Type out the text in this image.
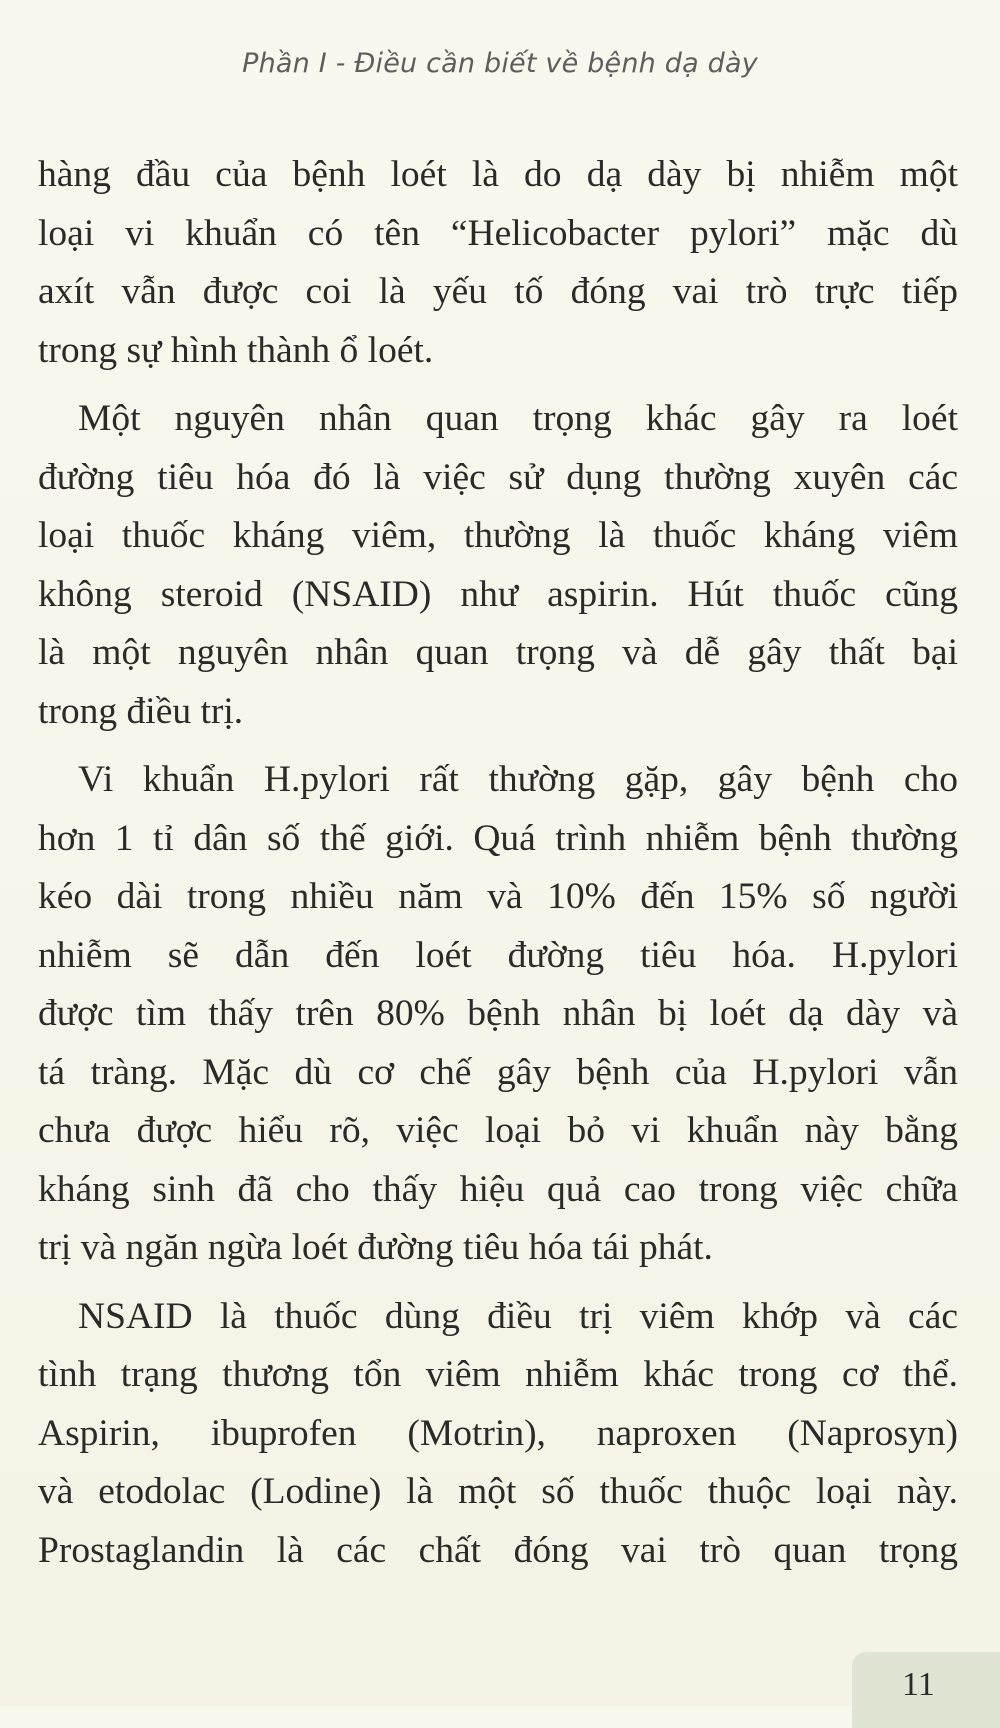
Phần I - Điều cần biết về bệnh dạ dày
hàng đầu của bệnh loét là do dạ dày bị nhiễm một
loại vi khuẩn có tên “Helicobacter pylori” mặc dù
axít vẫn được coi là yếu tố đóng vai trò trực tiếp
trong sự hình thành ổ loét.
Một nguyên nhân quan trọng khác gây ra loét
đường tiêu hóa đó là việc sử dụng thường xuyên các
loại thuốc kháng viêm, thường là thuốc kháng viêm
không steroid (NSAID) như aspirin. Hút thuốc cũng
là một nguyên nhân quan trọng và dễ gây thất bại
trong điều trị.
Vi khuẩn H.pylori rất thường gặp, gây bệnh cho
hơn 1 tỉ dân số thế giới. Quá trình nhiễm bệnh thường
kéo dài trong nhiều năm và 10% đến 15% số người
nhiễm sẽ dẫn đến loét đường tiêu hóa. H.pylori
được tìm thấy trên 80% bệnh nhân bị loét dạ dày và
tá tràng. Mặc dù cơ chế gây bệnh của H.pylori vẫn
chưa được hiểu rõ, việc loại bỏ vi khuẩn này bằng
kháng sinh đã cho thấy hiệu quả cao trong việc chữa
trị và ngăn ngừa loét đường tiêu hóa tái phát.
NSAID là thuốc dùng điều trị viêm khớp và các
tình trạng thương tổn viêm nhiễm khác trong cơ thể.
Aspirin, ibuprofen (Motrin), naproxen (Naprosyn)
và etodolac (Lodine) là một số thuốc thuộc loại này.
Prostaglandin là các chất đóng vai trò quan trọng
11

...

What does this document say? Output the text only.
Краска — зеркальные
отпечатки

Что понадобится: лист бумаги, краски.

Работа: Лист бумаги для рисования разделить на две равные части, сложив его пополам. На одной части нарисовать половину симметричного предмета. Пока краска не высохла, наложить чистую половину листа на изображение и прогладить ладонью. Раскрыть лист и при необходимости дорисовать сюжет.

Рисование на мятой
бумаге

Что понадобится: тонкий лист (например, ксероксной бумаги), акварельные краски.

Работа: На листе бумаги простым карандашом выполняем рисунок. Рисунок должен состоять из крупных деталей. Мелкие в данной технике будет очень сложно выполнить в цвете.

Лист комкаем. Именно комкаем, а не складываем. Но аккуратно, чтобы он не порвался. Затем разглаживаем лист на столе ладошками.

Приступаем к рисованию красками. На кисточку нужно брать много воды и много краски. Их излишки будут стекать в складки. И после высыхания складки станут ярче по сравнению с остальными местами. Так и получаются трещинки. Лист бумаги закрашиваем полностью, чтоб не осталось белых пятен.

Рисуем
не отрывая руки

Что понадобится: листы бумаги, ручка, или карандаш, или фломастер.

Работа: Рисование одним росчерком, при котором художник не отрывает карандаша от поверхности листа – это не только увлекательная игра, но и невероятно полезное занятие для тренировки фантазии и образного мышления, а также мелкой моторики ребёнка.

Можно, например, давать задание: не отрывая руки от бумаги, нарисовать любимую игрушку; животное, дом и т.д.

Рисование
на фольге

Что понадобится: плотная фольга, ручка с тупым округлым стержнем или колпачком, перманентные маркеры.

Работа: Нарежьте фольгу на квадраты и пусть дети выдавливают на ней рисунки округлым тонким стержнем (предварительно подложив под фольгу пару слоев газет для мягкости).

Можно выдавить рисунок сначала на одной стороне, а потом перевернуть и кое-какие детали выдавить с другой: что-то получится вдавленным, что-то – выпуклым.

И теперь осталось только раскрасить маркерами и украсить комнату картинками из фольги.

...

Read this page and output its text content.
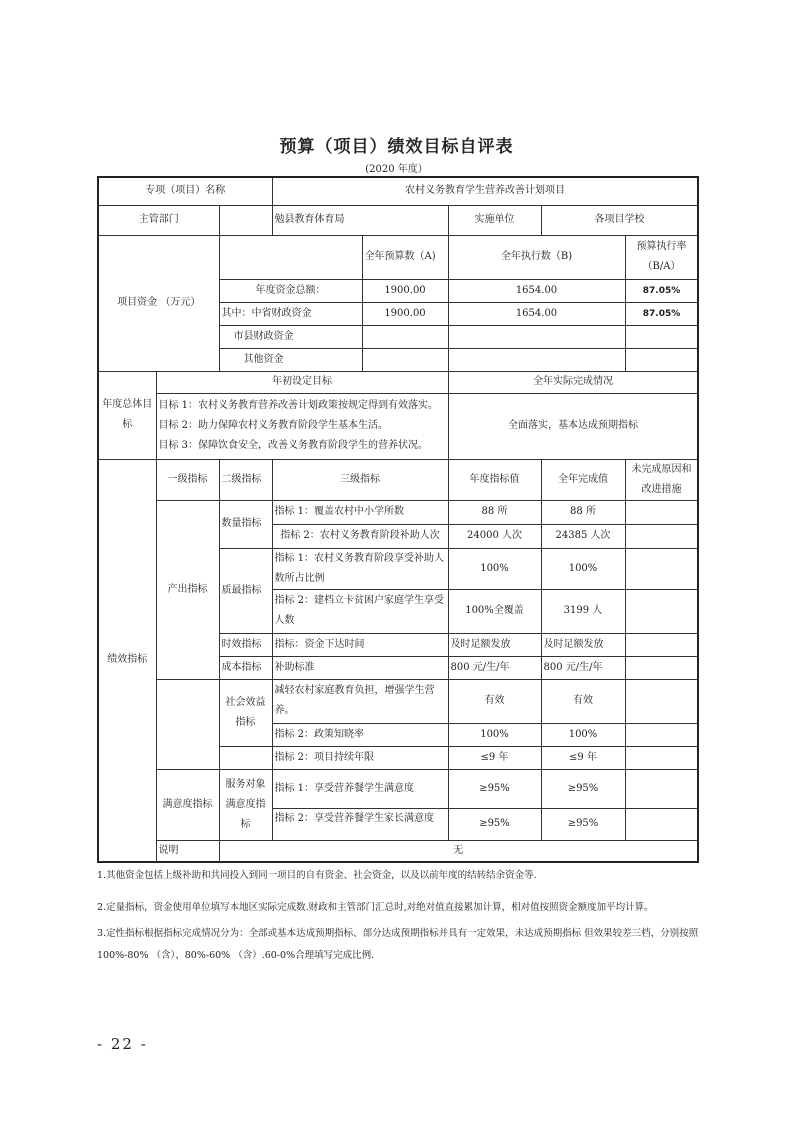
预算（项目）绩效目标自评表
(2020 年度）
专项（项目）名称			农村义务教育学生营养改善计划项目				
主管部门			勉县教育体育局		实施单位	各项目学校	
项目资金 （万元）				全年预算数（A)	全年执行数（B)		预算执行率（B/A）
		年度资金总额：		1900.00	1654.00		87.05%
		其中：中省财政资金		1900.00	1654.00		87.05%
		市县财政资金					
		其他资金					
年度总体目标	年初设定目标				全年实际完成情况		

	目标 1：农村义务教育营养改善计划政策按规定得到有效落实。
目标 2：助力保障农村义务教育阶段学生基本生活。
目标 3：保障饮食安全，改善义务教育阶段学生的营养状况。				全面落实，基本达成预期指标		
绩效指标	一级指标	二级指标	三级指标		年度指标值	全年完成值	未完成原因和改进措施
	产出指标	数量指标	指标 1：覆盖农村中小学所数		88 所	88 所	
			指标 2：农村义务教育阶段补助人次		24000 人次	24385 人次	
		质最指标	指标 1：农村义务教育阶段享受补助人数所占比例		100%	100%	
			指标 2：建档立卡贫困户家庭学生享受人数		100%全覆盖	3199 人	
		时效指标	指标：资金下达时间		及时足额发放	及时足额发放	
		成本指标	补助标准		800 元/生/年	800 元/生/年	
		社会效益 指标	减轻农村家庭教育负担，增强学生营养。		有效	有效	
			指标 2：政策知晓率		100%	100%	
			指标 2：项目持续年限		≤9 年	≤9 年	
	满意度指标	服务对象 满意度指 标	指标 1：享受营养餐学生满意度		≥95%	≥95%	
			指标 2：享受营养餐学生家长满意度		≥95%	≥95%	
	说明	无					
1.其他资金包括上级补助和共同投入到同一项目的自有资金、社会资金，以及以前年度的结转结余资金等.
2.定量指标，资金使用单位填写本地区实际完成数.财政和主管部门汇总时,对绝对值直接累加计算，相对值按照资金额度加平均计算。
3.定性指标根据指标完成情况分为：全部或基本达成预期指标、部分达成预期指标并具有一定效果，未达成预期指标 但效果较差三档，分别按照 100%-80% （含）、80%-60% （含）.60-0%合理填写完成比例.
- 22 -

** Directions for this task **
Where a line above contains the string "việc", copy that line.

** Output for this task **
đường tiêu hóa đó là việc sử dụng thường xuyên các
chưa được hiểu rõ, việc loại bỏ vi khuẩn này bằng
kháng sinh đã cho thấy hiệu quả cao trong việc chữa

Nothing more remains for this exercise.